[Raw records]
========
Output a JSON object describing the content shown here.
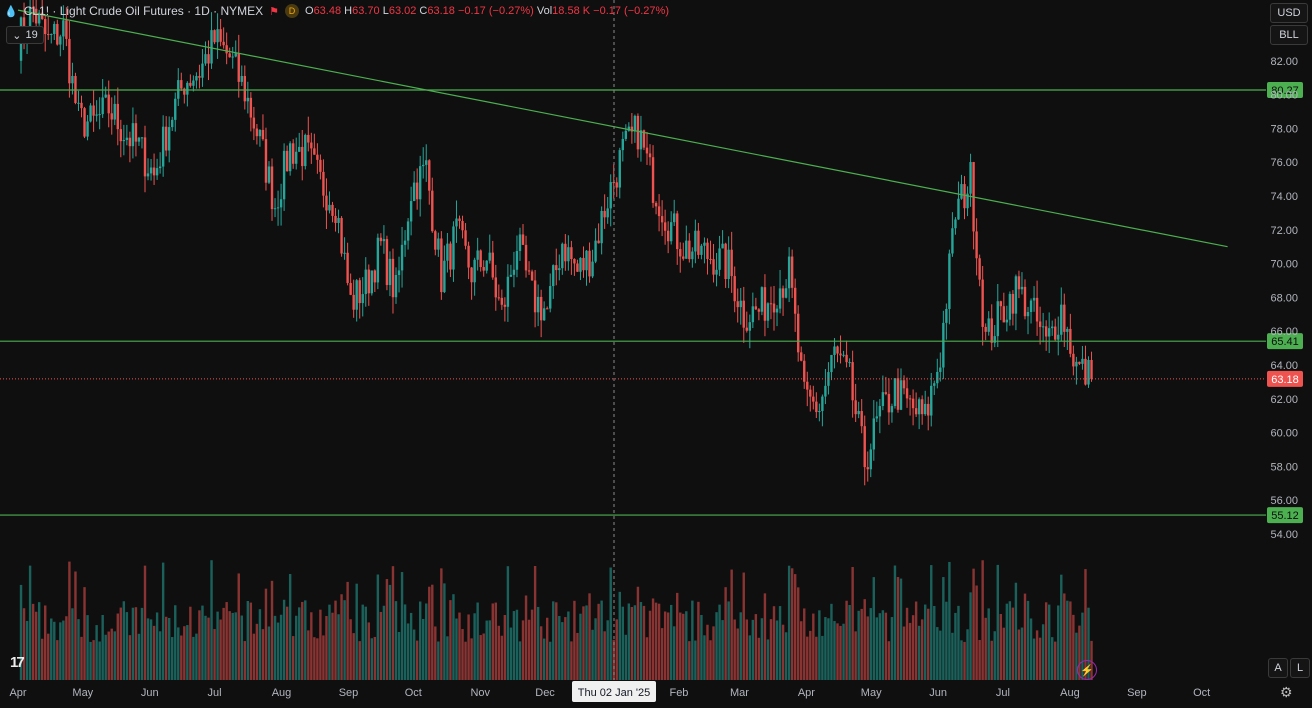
{
  "header": {
    "symbol": "CL1! · Light Crude Oil Futures · 1D · NYMEX",
    "badge": "D",
    "o_label": "O",
    "o": "63.48",
    "h_label": "H",
    "h": "63.70",
    "l_label": "L",
    "l": "63.02",
    "c_label": "C",
    "c": "63.18",
    "change": "−0.17 (−0.27%)",
    "vol_label": "Vol",
    "vol": "18.58 K",
    "vol_change": "−0.17 (−0.27%)"
  },
  "indicator_count": "19",
  "currency_button": "USD",
  "unit_button": "BLL",
  "corner_buttons": {
    "auto": "A",
    "log": "L"
  },
  "crosshair_date": "Thu 02 Jan '25",
  "colors": {
    "up": "#26a69a",
    "down": "#ef5350",
    "hline": "#4caf50",
    "bg": "#0f0f0f"
  },
  "icons": [
    "drop-icon",
    "flag-icon",
    "chevron-down-icon",
    "tradingview-logo",
    "lightning-icon",
    "gear-icon"
  ],
  "chart_data": {
    "type": "candlestick",
    "x_ticks": [
      "Apr",
      "May",
      "Jun",
      "Jul",
      "Aug",
      "Sep",
      "Oct",
      "Nov",
      "Dec",
      "Feb",
      "Mar",
      "Apr",
      "May",
      "Jun",
      "Jul",
      "Aug",
      "Sep",
      "Oct"
    ],
    "y_ticks": [
      "54.00",
      "56.00",
      "58.00",
      "60.00",
      "62.00",
      "64.00",
      "66.00",
      "68.00",
      "70.00",
      "72.00",
      "74.00",
      "76.00",
      "78.00",
      "80.00",
      "82.00"
    ],
    "ylim": [
      47,
      84
    ],
    "horizontal_lines": [
      {
        "label": "80.27",
        "value": 80.27
      },
      {
        "label": "65.41",
        "value": 65.41
      },
      {
        "label": "55.12",
        "value": 55.12
      }
    ],
    "last_price": {
      "label": "63.18",
      "value": 63.18
    },
    "trendline": {
      "from": {
        "date": "2024-04-01",
        "value": 85.0
      },
      "to": {
        "date": "2025-10-13",
        "value": 71.0
      }
    },
    "closes_weekly": [
      {
        "date": "2024-04-01",
        "close": 83.2
      },
      {
        "date": "2024-04-08",
        "close": 85.0
      },
      {
        "date": "2024-04-15",
        "close": 83.1
      },
      {
        "date": "2024-04-22",
        "close": 83.9
      },
      {
        "date": "2024-04-29",
        "close": 78.5
      },
      {
        "date": "2024-05-06",
        "close": 78.3
      },
      {
        "date": "2024-05-13",
        "close": 79.2
      },
      {
        "date": "2024-05-20",
        "close": 77.8
      },
      {
        "date": "2024-05-27",
        "close": 76.9
      },
      {
        "date": "2024-06-03",
        "close": 75.2
      },
      {
        "date": "2024-06-10",
        "close": 78.4
      },
      {
        "date": "2024-06-17",
        "close": 80.8
      },
      {
        "date": "2024-06-24",
        "close": 81.4
      },
      {
        "date": "2024-07-01",
        "close": 83.2
      },
      {
        "date": "2024-07-08",
        "close": 82.2
      },
      {
        "date": "2024-07-15",
        "close": 80.2
      },
      {
        "date": "2024-07-22",
        "close": 77.2
      },
      {
        "date": "2024-07-29",
        "close": 73.5
      },
      {
        "date": "2024-08-05",
        "close": 76.8
      },
      {
        "date": "2024-08-12",
        "close": 76.6
      },
      {
        "date": "2024-08-19",
        "close": 74.8
      },
      {
        "date": "2024-08-26",
        "close": 73.6
      },
      {
        "date": "2024-09-02",
        "close": 67.7
      },
      {
        "date": "2024-09-09",
        "close": 68.7
      },
      {
        "date": "2024-09-16",
        "close": 71.0
      },
      {
        "date": "2024-09-23",
        "close": 68.2
      },
      {
        "date": "2024-09-30",
        "close": 74.4
      },
      {
        "date": "2024-10-07",
        "close": 75.6
      },
      {
        "date": "2024-10-14",
        "close": 69.2
      },
      {
        "date": "2024-10-21",
        "close": 71.8
      },
      {
        "date": "2024-10-28",
        "close": 69.5
      },
      {
        "date": "2024-11-04",
        "close": 70.4
      },
      {
        "date": "2024-11-11",
        "close": 67.0
      },
      {
        "date": "2024-11-18",
        "close": 71.2
      },
      {
        "date": "2024-11-25",
        "close": 68.0
      },
      {
        "date": "2024-12-02",
        "close": 67.2
      },
      {
        "date": "2024-12-09",
        "close": 71.3
      },
      {
        "date": "2024-12-16",
        "close": 69.5
      },
      {
        "date": "2024-12-23",
        "close": 70.6
      },
      {
        "date": "2024-12-30",
        "close": 73.9
      },
      {
        "date": "2025-01-06",
        "close": 76.6
      },
      {
        "date": "2025-01-13",
        "close": 77.9
      },
      {
        "date": "2025-01-20",
        "close": 74.7
      },
      {
        "date": "2025-01-27",
        "close": 72.5
      },
      {
        "date": "2025-02-03",
        "close": 71.0
      },
      {
        "date": "2025-02-10",
        "close": 70.7
      },
      {
        "date": "2025-02-17",
        "close": 70.4
      },
      {
        "date": "2025-02-24",
        "close": 69.8
      },
      {
        "date": "2025-03-03",
        "close": 67.0
      },
      {
        "date": "2025-03-10",
        "close": 67.2
      },
      {
        "date": "2025-03-17",
        "close": 68.3
      },
      {
        "date": "2025-03-24",
        "close": 69.4
      },
      {
        "date": "2025-03-31",
        "close": 61.9
      },
      {
        "date": "2025-04-07",
        "close": 61.5
      },
      {
        "date": "2025-04-14",
        "close": 64.7
      },
      {
        "date": "2025-04-21",
        "close": 63.0
      },
      {
        "date": "2025-04-28",
        "close": 58.3
      },
      {
        "date": "2025-05-05",
        "close": 61.0
      },
      {
        "date": "2025-05-12",
        "close": 62.5
      },
      {
        "date": "2025-05-19",
        "close": 61.5
      },
      {
        "date": "2025-05-26",
        "close": 60.8
      },
      {
        "date": "2025-06-02",
        "close": 64.6
      },
      {
        "date": "2025-06-09",
        "close": 73.0
      },
      {
        "date": "2025-06-16",
        "close": 75.0
      },
      {
        "date": "2025-06-23",
        "close": 65.5
      },
      {
        "date": "2025-06-30",
        "close": 67.0
      },
      {
        "date": "2025-07-07",
        "close": 68.5
      },
      {
        "date": "2025-07-14",
        "close": 67.3
      },
      {
        "date": "2025-07-21",
        "close": 65.2
      },
      {
        "date": "2025-07-28",
        "close": 67.3
      },
      {
        "date": "2025-08-04",
        "close": 63.9
      },
      {
        "date": "2025-08-11",
        "close": 63.18
      }
    ]
  }
}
========
[What to work on]: Every record above should be written out again exactly; the pictures stay out of the copy.

[Answer to this exercise]:
Output a JSON object describing the content shown here.
{
  "header": {
    "symbol": "CL1! · Light Crude Oil Futures · 1D · NYMEX",
    "badge": "D",
    "o_label": "O",
    "o": "63.48",
    "h_label": "H",
    "h": "63.70",
    "l_label": "L",
    "l": "63.02",
    "c_label": "C",
    "c": "63.18",
    "change": "−0.17 (−0.27%)",
    "vol_label": "Vol",
    "vol": "18.58 K",
    "vol_change": "−0.17 (−0.27%)"
  },
  "indicator_count": "19",
  "currency_button": "USD",
  "unit_button": "BLL",
  "corner_buttons": {
    "auto": "A",
    "log": "L"
  },
  "crosshair_date": "Thu 02 Jan '25",
  "colors": {
    "up": "#26a69a",
    "down": "#ef5350",
    "hline": "#4caf50",
    "bg": "#0f0f0f"
  },
  "icons": [
    "drop-icon",
    "flag-icon",
    "chevron-down-icon",
    "tradingview-logo",
    "lightning-icon",
    "gear-icon"
  ],
  "chart_data": {
    "type": "candlestick",
    "x_ticks": [
      "Apr",
      "May",
      "Jun",
      "Jul",
      "Aug",
      "Sep",
      "Oct",
      "Nov",
      "Dec",
      "Feb",
      "Mar",
      "Apr",
      "May",
      "Jun",
      "Jul",
      "Aug",
      "Sep",
      "Oct"
    ],
    "y_ticks": [
      "54.00",
      "56.00",
      "58.00",
      "60.00",
      "62.00",
      "64.00",
      "66.00",
      "68.00",
      "70.00",
      "72.00",
      "74.00",
      "76.00",
      "78.00",
      "80.00",
      "82.00"
    ],
    "ylim": [
      47,
      84
    ],
    "horizontal_lines": [
      {
        "label": "80.27",
        "value": 80.27
      },
      {
        "label": "65.41",
        "value": 65.41
      },
      {
        "label": "55.12",
        "value": 55.12
      }
    ],
    "last_price": {
      "label": "63.18",
      "value": 63.18
    },
    "trendline": {
      "from": {
        "date": "2024-04-01",
        "value": 85.0
      },
      "to": {
        "date": "2025-10-13",
        "value": 71.0
      }
    },
    "closes_weekly": [
      {
        "date": "2024-04-01",
        "close": 83.2
      },
      {
        "date": "2024-04-08",
        "close": 85.0
      },
      {
        "date": "2024-04-15",
        "close": 83.1
      },
      {
        "date": "2024-04-22",
        "close": 83.9
      },
      {
        "date": "2024-04-29",
        "close": 78.5
      },
      {
        "date": "2024-05-06",
        "close": 78.3
      },
      {
        "date": "2024-05-13",
        "close": 79.2
      },
      {
        "date": "2024-05-20",
        "close": 77.8
      },
      {
        "date": "2024-05-27",
        "close": 76.9
      },
      {
        "date": "2024-06-03",
        "close": 75.2
      },
      {
        "date": "2024-06-10",
        "close": 78.4
      },
      {
        "date": "2024-06-17",
        "close": 80.8
      },
      {
        "date": "2024-06-24",
        "close": 81.4
      },
      {
        "date": "2024-07-01",
        "close": 83.2
      },
      {
        "date": "2024-07-08",
        "close": 82.2
      },
      {
        "date": "2024-07-15",
        "close": 80.2
      },
      {
        "date": "2024-07-22",
        "close": 77.2
      },
      {
        "date": "2024-07-29",
        "close": 73.5
      },
      {
        "date": "2024-08-05",
        "close": 76.8
      },
      {
        "date": "2024-08-12",
        "close": 76.6
      },
      {
        "date": "2024-08-19",
        "close": 74.8
      },
      {
        "date": "2024-08-26",
        "close": 73.6
      },
      {
        "date": "2024-09-02",
        "close": 67.7
      },
      {
        "date": "2024-09-09",
        "close": 68.7
      },
      {
        "date": "2024-09-16",
        "close": 71.0
      },
      {
        "date": "2024-09-23",
        "close": 68.2
      },
      {
        "date": "2024-09-30",
        "close": 74.4
      },
      {
        "date": "2024-10-07",
        "close": 75.6
      },
      {
        "date": "2024-10-14",
        "close": 69.2
      },
      {
        "date": "2024-10-21",
        "close": 71.8
      },
      {
        "date": "2024-10-28",
        "close": 69.5
      },
      {
        "date": "2024-11-04",
        "close": 70.4
      },
      {
        "date": "2024-11-11",
        "close": 67.0
      },
      {
        "date": "2024-11-18",
        "close": 71.2
      },
      {
        "date": "2024-11-25",
        "close": 68.0
      },
      {
        "date": "2024-12-02",
        "close": 67.2
      },
      {
        "date": "2024-12-09",
        "close": 71.3
      },
      {
        "date": "2024-12-16",
        "close": 69.5
      },
      {
        "date": "2024-12-23",
        "close": 70.6
      },
      {
        "date": "2024-12-30",
        "close": 73.9
      },
      {
        "date": "2025-01-06",
        "close": 76.6
      },
      {
        "date": "2025-01-13",
        "close": 77.9
      },
      {
        "date": "2025-01-20",
        "close": 74.7
      },
      {
        "date": "2025-01-27",
        "close": 72.5
      },
      {
        "date": "2025-02-03",
        "close": 71.0
      },
      {
        "date": "2025-02-10",
        "close": 70.7
      },
      {
        "date": "2025-02-17",
        "close": 70.4
      },
      {
        "date": "2025-02-24",
        "close": 69.8
      },
      {
        "date": "2025-03-03",
        "close": 67.0
      },
      {
        "date": "2025-03-10",
        "close": 67.2
      },
      {
        "date": "2025-03-17",
        "close": 68.3
      },
      {
        "date": "2025-03-24",
        "close": 69.4
      },
      {
        "date": "2025-03-31",
        "close": 61.9
      },
      {
        "date": "2025-04-07",
        "close": 61.5
      },
      {
        "date": "2025-04-14",
        "close": 64.7
      },
      {
        "date": "2025-04-21",
        "close": 63.0
      },
      {
        "date": "2025-04-28",
        "close": 58.3
      },
      {
        "date": "2025-05-05",
        "close": 61.0
      },
      {
        "date": "2025-05-12",
        "close": 62.5
      },
      {
        "date": "2025-05-19",
        "close": 61.5
      },
      {
        "date": "2025-05-26",
        "close": 60.8
      },
      {
        "date": "2025-06-02",
        "close": 64.6
      },
      {
        "date": "2025-06-09",
        "close": 73.0
      },
      {
        "date": "2025-06-16",
        "close": 75.0
      },
      {
        "date": "2025-06-23",
        "close": 65.5
      },
      {
        "date": "2025-06-30",
        "close": 67.0
      },
      {
        "date": "2025-07-07",
        "close": 68.5
      },
      {
        "date": "2025-07-14",
        "close": 67.3
      },
      {
        "date": "2025-07-21",
        "close": 65.2
      },
      {
        "date": "2025-07-28",
        "close": 67.3
      },
      {
        "date": "2025-08-04",
        "close": 63.9
      },
      {
        "date": "2025-08-11",
        "close": 63.18
      }
    ]
  }
}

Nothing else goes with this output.